* **Direction**
Write out each record below exactly as it appears, with no pictures.

* **Supplied material**
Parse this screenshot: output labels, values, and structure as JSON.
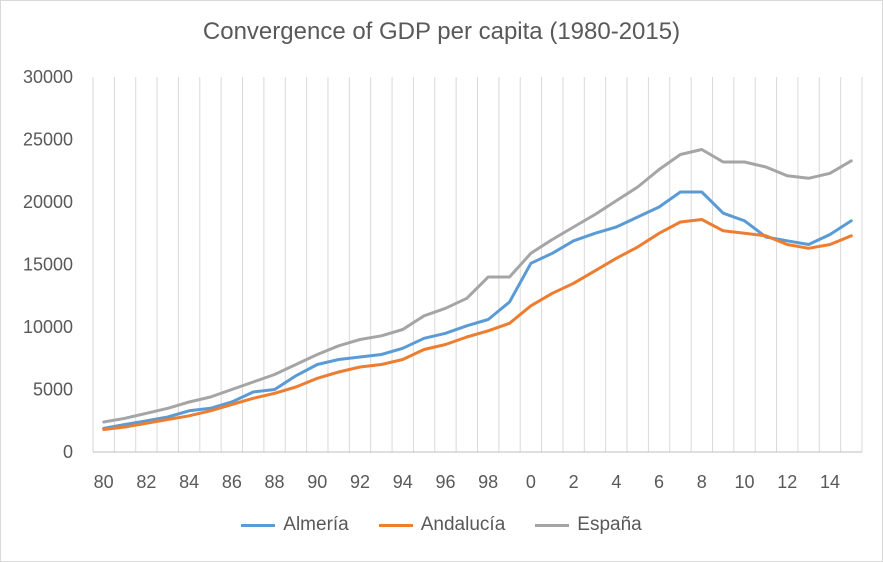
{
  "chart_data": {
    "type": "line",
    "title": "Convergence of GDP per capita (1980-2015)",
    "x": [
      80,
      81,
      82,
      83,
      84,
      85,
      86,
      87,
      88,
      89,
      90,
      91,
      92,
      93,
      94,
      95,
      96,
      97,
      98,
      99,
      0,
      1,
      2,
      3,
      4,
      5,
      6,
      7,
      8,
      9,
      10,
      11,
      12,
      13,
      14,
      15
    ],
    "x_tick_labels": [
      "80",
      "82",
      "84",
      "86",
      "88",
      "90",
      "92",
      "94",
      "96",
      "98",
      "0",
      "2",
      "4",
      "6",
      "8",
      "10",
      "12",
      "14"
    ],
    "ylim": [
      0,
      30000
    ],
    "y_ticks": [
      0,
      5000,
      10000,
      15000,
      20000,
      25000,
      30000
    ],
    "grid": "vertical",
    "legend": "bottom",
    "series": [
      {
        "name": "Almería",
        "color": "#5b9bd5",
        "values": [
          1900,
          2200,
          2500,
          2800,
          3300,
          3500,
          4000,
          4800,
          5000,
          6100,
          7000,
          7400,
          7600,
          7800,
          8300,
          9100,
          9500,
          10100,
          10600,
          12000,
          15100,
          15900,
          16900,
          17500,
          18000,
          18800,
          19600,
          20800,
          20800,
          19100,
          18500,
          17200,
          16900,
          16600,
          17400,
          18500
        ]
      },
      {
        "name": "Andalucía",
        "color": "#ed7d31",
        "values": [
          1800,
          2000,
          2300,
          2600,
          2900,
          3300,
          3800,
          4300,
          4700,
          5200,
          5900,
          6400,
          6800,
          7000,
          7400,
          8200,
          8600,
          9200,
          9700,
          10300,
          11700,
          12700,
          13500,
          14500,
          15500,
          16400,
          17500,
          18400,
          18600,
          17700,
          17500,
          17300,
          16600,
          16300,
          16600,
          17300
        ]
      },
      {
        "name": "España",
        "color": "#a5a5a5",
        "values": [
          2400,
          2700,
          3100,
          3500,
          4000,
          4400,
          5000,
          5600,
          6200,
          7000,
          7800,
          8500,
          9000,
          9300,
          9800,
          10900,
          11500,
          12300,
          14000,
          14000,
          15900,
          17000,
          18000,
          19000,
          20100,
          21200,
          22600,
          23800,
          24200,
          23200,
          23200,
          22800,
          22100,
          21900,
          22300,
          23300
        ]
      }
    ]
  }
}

* **Task solution**
Parse this screenshot: output labels, values, and structure as JSON.
{
  "chart_data": {
    "type": "line",
    "title": "Convergence of GDP per capita (1980-2015)",
    "x": [
      80,
      81,
      82,
      83,
      84,
      85,
      86,
      87,
      88,
      89,
      90,
      91,
      92,
      93,
      94,
      95,
      96,
      97,
      98,
      99,
      0,
      1,
      2,
      3,
      4,
      5,
      6,
      7,
      8,
      9,
      10,
      11,
      12,
      13,
      14,
      15
    ],
    "x_tick_labels": [
      "80",
      "82",
      "84",
      "86",
      "88",
      "90",
      "92",
      "94",
      "96",
      "98",
      "0",
      "2",
      "4",
      "6",
      "8",
      "10",
      "12",
      "14"
    ],
    "ylim": [
      0,
      30000
    ],
    "y_ticks": [
      0,
      5000,
      10000,
      15000,
      20000,
      25000,
      30000
    ],
    "grid": "vertical",
    "legend": "bottom",
    "series": [
      {
        "name": "Almería",
        "color": "#5b9bd5",
        "values": [
          1900,
          2200,
          2500,
          2800,
          3300,
          3500,
          4000,
          4800,
          5000,
          6100,
          7000,
          7400,
          7600,
          7800,
          8300,
          9100,
          9500,
          10100,
          10600,
          12000,
          15100,
          15900,
          16900,
          17500,
          18000,
          18800,
          19600,
          20800,
          20800,
          19100,
          18500,
          17200,
          16900,
          16600,
          17400,
          18500
        ]
      },
      {
        "name": "Andalucía",
        "color": "#ed7d31",
        "values": [
          1800,
          2000,
          2300,
          2600,
          2900,
          3300,
          3800,
          4300,
          4700,
          5200,
          5900,
          6400,
          6800,
          7000,
          7400,
          8200,
          8600,
          9200,
          9700,
          10300,
          11700,
          12700,
          13500,
          14500,
          15500,
          16400,
          17500,
          18400,
          18600,
          17700,
          17500,
          17300,
          16600,
          16300,
          16600,
          17300
        ]
      },
      {
        "name": "España",
        "color": "#a5a5a5",
        "values": [
          2400,
          2700,
          3100,
          3500,
          4000,
          4400,
          5000,
          5600,
          6200,
          7000,
          7800,
          8500,
          9000,
          9300,
          9800,
          10900,
          11500,
          12300,
          14000,
          14000,
          15900,
          17000,
          18000,
          19000,
          20100,
          21200,
          22600,
          23800,
          24200,
          23200,
          23200,
          22800,
          22100,
          21900,
          22300,
          23300
        ]
      }
    ]
  }
}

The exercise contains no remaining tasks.